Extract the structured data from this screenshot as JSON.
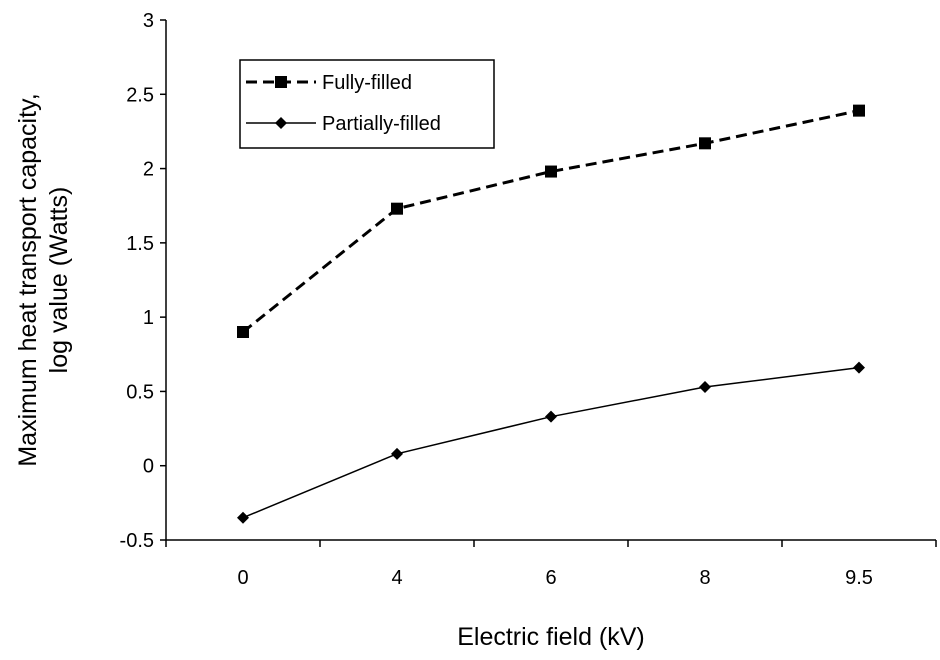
{
  "chart_data": {
    "type": "line",
    "title": "",
    "xlabel": "Electric field (kV)",
    "ylabel_lines": [
      "Maximum heat transport capacity,",
      "log value (Watts)"
    ],
    "categories": [
      "0",
      "4",
      "6",
      "8",
      "9.5"
    ],
    "ylim": [
      -0.5,
      3
    ],
    "yticks": [
      -0.5,
      0,
      0.5,
      1,
      1.5,
      2,
      2.5,
      3
    ],
    "ytick_labels": [
      "-0.5",
      "0",
      "0.5",
      "1",
      "1.5",
      "2",
      "2.5",
      "3"
    ],
    "grid": false,
    "legend_position": "top-left",
    "series": [
      {
        "name": "Fully-filled",
        "values": [
          0.9,
          1.73,
          1.98,
          2.17,
          2.39
        ],
        "marker": "square",
        "line_style": "dashed",
        "color": "#000000"
      },
      {
        "name": "Partially-filled",
        "values": [
          -0.35,
          0.08,
          0.33,
          0.53,
          0.66
        ],
        "marker": "diamond",
        "line_style": "solid",
        "color": "#000000"
      }
    ]
  }
}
+===+
Work to be completed. All the lines above are to be reproduced exactly, except the pictures.

Output of the exercise.
Extract the structured data from this screenshot as JSON.
{
  "chart_data": {
    "type": "line",
    "title": "",
    "xlabel": "Electric field (kV)",
    "ylabel_lines": [
      "Maximum heat transport capacity,",
      "log value (Watts)"
    ],
    "categories": [
      "0",
      "4",
      "6",
      "8",
      "9.5"
    ],
    "ylim": [
      -0.5,
      3
    ],
    "yticks": [
      -0.5,
      0,
      0.5,
      1,
      1.5,
      2,
      2.5,
      3
    ],
    "ytick_labels": [
      "-0.5",
      "0",
      "0.5",
      "1",
      "1.5",
      "2",
      "2.5",
      "3"
    ],
    "grid": false,
    "legend_position": "top-left",
    "series": [
      {
        "name": "Fully-filled",
        "values": [
          0.9,
          1.73,
          1.98,
          2.17,
          2.39
        ],
        "marker": "square",
        "line_style": "dashed",
        "color": "#000000"
      },
      {
        "name": "Partially-filled",
        "values": [
          -0.35,
          0.08,
          0.33,
          0.53,
          0.66
        ],
        "marker": "diamond",
        "line_style": "solid",
        "color": "#000000"
      }
    ]
  }
}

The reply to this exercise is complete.